SELECTED TEXT —
________________
An American hacker fugitive accused of hacking into JPMorgan Chase in the “largest theft of customer data” from an American bank was arrested on Wed...
CHASE BANK

An American hacker fugitive accused of hacking into JPMorgan Chase in the “largest theft of customer data” from an American bank was arrested on Wednesday, according to the U.S. Department of Justice.

At this time last year, Joshua Samuel Aaron was believed to be hiding in Moscow — the last remaining member of a three-person team of criminal hackers who had evaded arrest.

On Wednesday, federal agents arrested him at John F. Kennedy Airport in New York City.

A spokesman with the DOJ said Aaron was arrested after his flight landed at the airport. Officials would not say whether Aaron was caught abroad and then brought here by law enforcement.

The FBI referred questions about how Aaron was caught to the Russian government.

FBI and Secret Service agents believe that Aaron, 32, was on a team of hackers behind a vast $100 million fraud operation in 2014.

The other two were Israeli citizens: Gery Shalon, thought to be the mastermind, and his associate, Ziv Orenstein. They were arrested by Israeli police in 2015, and American prosecutors at the time were trying to extradite them to the United States.

The trio committed “the largest theft of customer data from a U.S. financial institution in history,” according to the prosecutors.
________________
DATA SECTION —

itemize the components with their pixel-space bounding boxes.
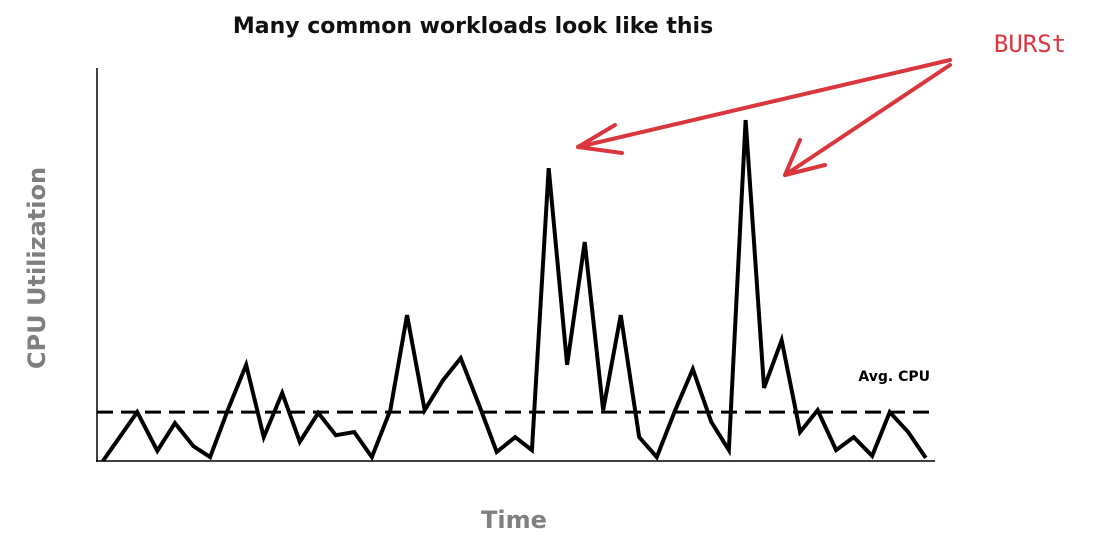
arrow xyxy=(783,63,952,177)
arrow xyxy=(576,58,952,155)
x-axis-label: Time xyxy=(481,506,547,534)
cpu-line xyxy=(101,119,928,463)
avg-label: Avg. CPU xyxy=(858,369,930,385)
annotation: BURSt xyxy=(994,30,1066,58)
y-axis-label: CPU Utilization xyxy=(23,167,51,369)
chart-title: Many common workloads look like this xyxy=(233,14,713,39)
annotation-arrows xyxy=(576,58,952,177)
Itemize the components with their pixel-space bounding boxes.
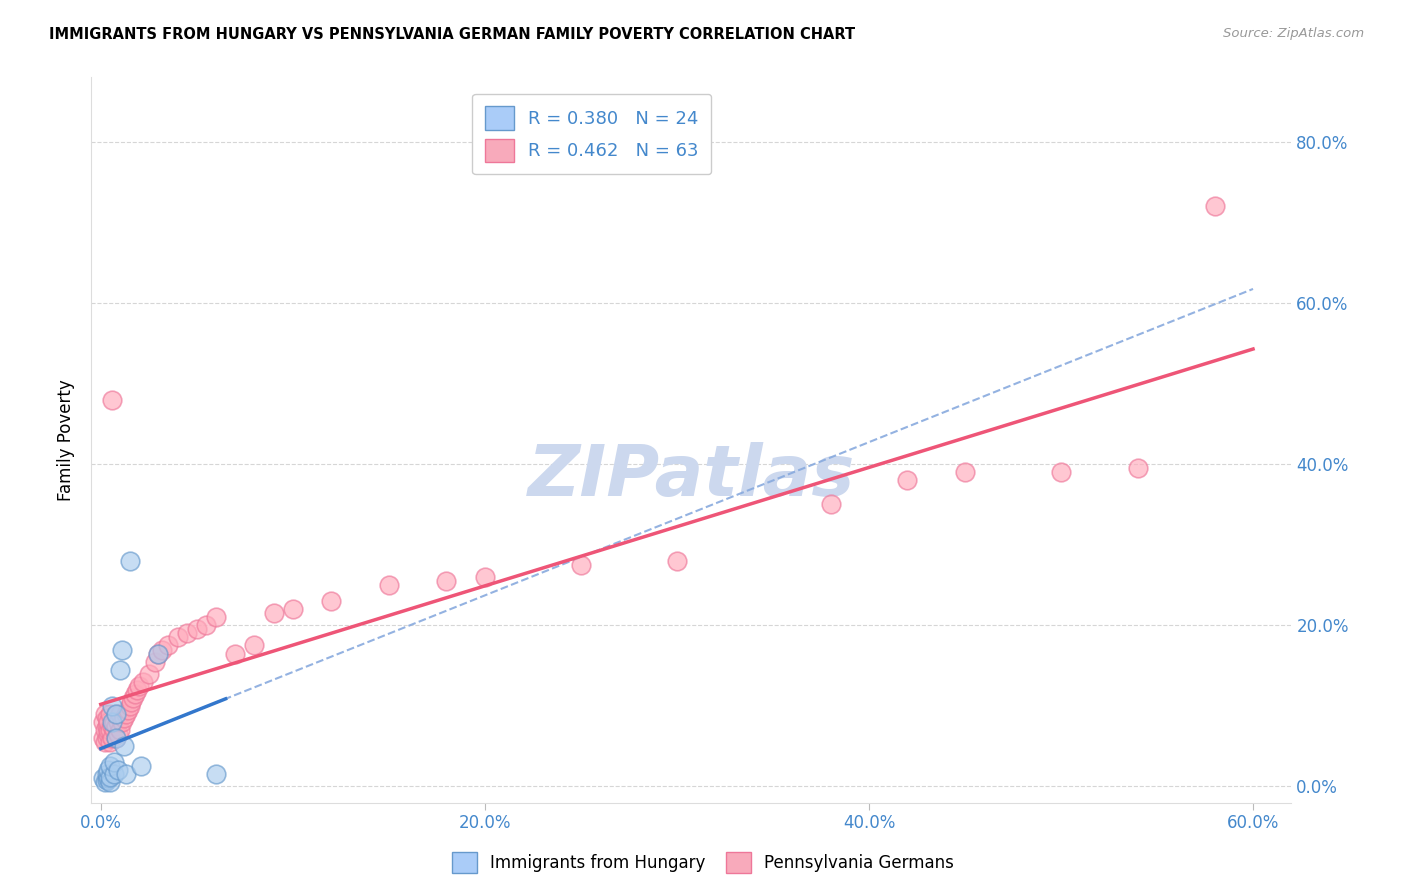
Point	[96, 719, 118, 733]
Point	[118, 554, 141, 568]
Point	[117, 703, 139, 717]
Point	[112, 711, 135, 725]
Point	[97, 723, 120, 737]
Point	[105, 706, 128, 721]
Point	[93, 723, 115, 737]
Point	[121, 695, 143, 709]
Point	[953, 465, 976, 479]
Point	[112, 739, 135, 754]
Point	[474, 570, 496, 584]
Point	[1204, 199, 1226, 213]
Y-axis label: Family Poverty: Family Poverty	[58, 379, 75, 501]
Point	[105, 706, 128, 721]
Point	[98, 775, 121, 789]
Point	[114, 767, 136, 781]
Point	[205, 610, 228, 624]
Point	[176, 626, 198, 640]
Point	[321, 594, 343, 608]
Point	[91, 731, 114, 746]
Point	[1050, 465, 1073, 479]
Point	[97, 727, 120, 741]
Point	[91, 772, 114, 786]
Point	[820, 498, 842, 512]
Point	[105, 731, 128, 746]
Legend: Immigrants from Hungary, Pennsylvania Germans: Immigrants from Hungary, Pennsylvania Ge…	[446, 846, 960, 880]
Point	[186, 623, 208, 637]
Point	[122, 690, 145, 705]
Point	[101, 719, 124, 733]
Point	[97, 764, 120, 778]
Point	[101, 698, 124, 713]
Point	[118, 698, 141, 713]
Point	[205, 767, 228, 781]
Text: IMMIGRANTS FROM HUNGARY VS PENNSYLVANIA GERMAN FAMILY POVERTY CORRELATION CHART: IMMIGRANTS FROM HUNGARY VS PENNSYLVANIA …	[49, 27, 855, 42]
Point	[93, 735, 115, 749]
Point	[103, 723, 125, 737]
Point	[138, 666, 160, 681]
Point	[127, 682, 149, 697]
Point	[103, 756, 125, 770]
Point	[224, 647, 246, 661]
Point	[93, 706, 115, 721]
Point	[129, 759, 152, 773]
Point	[108, 723, 131, 737]
Point	[569, 558, 592, 572]
Point	[148, 647, 170, 661]
Point	[143, 655, 166, 669]
Point	[114, 706, 136, 721]
Point	[108, 663, 131, 677]
Point	[103, 714, 125, 729]
Point	[124, 687, 146, 701]
Point	[1126, 461, 1149, 475]
Point	[281, 602, 304, 616]
Point	[96, 772, 118, 787]
Point	[97, 772, 120, 786]
Text: Source: ZipAtlas.com: Source: ZipAtlas.com	[1223, 27, 1364, 40]
Point	[111, 642, 134, 657]
Point	[98, 723, 121, 737]
Point	[98, 770, 121, 784]
Point	[93, 775, 115, 789]
Point	[101, 714, 124, 729]
Point	[97, 714, 120, 729]
Point	[132, 674, 155, 689]
Point	[378, 578, 401, 592]
Point	[148, 647, 170, 661]
Point	[195, 618, 218, 632]
Point	[105, 731, 128, 746]
Point	[107, 764, 129, 778]
Point	[108, 706, 131, 721]
Point	[101, 731, 124, 746]
Point	[166, 631, 188, 645]
Point	[107, 727, 129, 741]
Point	[101, 392, 124, 407]
Point	[98, 706, 121, 721]
Point	[128, 679, 150, 693]
Point	[896, 473, 918, 487]
Point	[96, 711, 118, 725]
Point	[96, 731, 118, 746]
Point	[665, 554, 688, 568]
Point	[96, 767, 118, 781]
Point	[111, 714, 134, 729]
Point	[243, 639, 266, 653]
Point	[98, 759, 121, 773]
Point	[98, 735, 121, 749]
Point	[103, 767, 125, 781]
Point	[105, 719, 128, 733]
Point	[91, 714, 114, 729]
Point	[156, 639, 179, 653]
Point	[150, 642, 173, 657]
Point	[107, 714, 129, 729]
Text: ZIPatlas: ZIPatlas	[527, 442, 855, 511]
Point	[436, 574, 458, 588]
Legend: R = 0.380   N = 24, R = 0.462   N = 63: R = 0.380 N = 24, R = 0.462 N = 63	[472, 94, 711, 175]
Point	[263, 606, 285, 620]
________________
OBJECTIVE — Extend the article about the arrest of the JPMorgan Chase hacking suspect, picking up after its last sentence.

OUTPUT BELOW —
The cyberattack on JPMorgan allowed hackers to grab contact information for 76 million households and 7 million small businesses. That included names, addresses, phone numbers and email addresses, as well as what the bank called “internal JPMorgan Chase information relating to such users.”

According to the office of Manhattan U.S. Attorney Preet Bharara, the bank hacks were done to abet their “securities market manipulation schemes.”

FBI’s Most Wanted description of Aaron claimed the suspects in the conspiracy used stolen customer information to manipulate stocks “by means of deceptive and misleading email campaigns, and manipulative, prearranged stock trading.”

Once the campaign succeeded in raising a stock’s price and trading volume, Aaron and other members of the conspiracy would sell their shares resulting in huge profits, the FBI said.

Several media outlets mistakenly reported rumors that the bank came under attack by Russia. However, federal prosecutors last year made clear the attack was perpetrated by three criminal hackers — not elite Russian government spies.